### Do this
Pick out the lines below that include the string "color".

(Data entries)
+--

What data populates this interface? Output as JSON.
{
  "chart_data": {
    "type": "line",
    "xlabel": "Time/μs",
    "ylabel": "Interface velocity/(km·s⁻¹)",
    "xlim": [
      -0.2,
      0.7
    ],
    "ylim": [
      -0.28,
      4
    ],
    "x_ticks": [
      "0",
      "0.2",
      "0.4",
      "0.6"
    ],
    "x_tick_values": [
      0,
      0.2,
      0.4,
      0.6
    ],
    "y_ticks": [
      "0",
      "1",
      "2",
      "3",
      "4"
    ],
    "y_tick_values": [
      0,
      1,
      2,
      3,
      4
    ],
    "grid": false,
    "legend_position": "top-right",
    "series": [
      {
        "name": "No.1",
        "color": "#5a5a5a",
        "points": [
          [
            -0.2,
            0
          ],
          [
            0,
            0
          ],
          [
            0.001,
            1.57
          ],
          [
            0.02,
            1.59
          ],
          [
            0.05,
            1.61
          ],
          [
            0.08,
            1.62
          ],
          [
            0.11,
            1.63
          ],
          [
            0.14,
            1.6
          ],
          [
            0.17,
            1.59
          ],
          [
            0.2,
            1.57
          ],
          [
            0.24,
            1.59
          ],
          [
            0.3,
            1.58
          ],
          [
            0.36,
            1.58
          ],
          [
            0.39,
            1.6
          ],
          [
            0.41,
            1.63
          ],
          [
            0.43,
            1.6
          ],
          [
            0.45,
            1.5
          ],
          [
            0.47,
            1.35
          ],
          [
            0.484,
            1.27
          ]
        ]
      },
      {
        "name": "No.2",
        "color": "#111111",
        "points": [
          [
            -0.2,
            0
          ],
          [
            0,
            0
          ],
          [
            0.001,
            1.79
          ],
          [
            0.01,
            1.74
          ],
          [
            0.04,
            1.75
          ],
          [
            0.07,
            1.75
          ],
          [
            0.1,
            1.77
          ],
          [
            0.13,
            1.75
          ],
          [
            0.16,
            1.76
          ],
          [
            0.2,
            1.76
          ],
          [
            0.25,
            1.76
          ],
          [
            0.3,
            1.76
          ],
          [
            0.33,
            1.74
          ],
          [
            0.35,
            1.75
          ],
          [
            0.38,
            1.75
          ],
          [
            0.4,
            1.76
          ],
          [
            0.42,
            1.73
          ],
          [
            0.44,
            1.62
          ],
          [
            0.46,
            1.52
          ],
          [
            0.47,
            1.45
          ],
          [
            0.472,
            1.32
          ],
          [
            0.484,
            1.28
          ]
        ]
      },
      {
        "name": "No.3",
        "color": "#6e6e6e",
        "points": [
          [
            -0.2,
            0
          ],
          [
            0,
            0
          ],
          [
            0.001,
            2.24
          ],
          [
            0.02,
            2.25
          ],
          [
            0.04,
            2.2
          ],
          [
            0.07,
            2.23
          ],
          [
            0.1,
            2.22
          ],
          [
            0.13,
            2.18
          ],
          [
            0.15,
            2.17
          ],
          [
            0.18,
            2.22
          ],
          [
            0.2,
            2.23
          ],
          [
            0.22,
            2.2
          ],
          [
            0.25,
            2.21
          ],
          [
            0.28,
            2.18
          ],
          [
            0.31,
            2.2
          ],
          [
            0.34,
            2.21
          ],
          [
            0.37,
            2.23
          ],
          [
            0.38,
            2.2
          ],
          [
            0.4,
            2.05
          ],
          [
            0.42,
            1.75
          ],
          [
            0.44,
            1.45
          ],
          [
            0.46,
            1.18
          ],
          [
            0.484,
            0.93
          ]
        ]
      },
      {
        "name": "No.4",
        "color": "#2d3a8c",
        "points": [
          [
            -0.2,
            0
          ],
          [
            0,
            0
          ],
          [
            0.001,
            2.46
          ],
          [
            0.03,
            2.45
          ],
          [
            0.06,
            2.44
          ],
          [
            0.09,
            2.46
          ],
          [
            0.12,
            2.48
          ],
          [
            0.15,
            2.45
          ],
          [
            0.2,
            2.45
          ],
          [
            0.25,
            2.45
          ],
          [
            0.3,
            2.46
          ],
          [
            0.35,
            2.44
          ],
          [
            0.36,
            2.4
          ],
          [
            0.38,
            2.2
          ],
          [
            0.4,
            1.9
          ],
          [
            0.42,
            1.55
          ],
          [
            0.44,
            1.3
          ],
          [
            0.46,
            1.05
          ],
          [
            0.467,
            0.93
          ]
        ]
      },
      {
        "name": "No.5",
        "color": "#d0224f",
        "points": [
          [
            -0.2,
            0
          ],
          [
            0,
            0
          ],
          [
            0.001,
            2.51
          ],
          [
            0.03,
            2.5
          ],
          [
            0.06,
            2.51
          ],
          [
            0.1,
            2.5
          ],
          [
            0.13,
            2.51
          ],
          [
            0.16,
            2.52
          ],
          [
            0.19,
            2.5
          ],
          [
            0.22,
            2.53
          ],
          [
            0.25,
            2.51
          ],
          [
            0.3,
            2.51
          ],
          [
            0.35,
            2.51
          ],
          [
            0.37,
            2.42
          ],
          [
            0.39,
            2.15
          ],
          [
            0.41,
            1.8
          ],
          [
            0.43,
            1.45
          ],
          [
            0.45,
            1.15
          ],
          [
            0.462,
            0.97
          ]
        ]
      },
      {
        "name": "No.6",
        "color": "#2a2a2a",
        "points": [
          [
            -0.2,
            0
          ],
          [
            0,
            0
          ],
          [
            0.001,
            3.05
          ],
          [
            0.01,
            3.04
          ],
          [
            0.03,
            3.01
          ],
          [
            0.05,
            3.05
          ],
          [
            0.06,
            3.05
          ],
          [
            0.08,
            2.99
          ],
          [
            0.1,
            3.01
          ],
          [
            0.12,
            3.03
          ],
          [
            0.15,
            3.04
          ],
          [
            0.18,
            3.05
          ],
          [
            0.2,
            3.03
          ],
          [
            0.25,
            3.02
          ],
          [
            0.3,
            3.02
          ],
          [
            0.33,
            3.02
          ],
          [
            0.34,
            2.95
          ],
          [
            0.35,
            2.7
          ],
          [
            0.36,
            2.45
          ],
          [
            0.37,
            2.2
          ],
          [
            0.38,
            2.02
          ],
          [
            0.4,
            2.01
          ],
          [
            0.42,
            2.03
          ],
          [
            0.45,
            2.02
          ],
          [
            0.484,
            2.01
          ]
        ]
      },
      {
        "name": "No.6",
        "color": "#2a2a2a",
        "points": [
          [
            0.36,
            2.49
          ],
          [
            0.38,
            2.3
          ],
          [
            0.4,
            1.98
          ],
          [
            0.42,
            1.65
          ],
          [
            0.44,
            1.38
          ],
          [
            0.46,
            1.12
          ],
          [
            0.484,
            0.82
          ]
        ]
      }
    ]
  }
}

+--

### Reply to the exercise
        "color": "#5a5a5a",
        "color": "#111111",
        "color": "#6e6e6e",
        "color": "#2d3a8c",
        "color": "#d0224f",
        "color": "#2a2a2a",
        "color": "#2a2a2a",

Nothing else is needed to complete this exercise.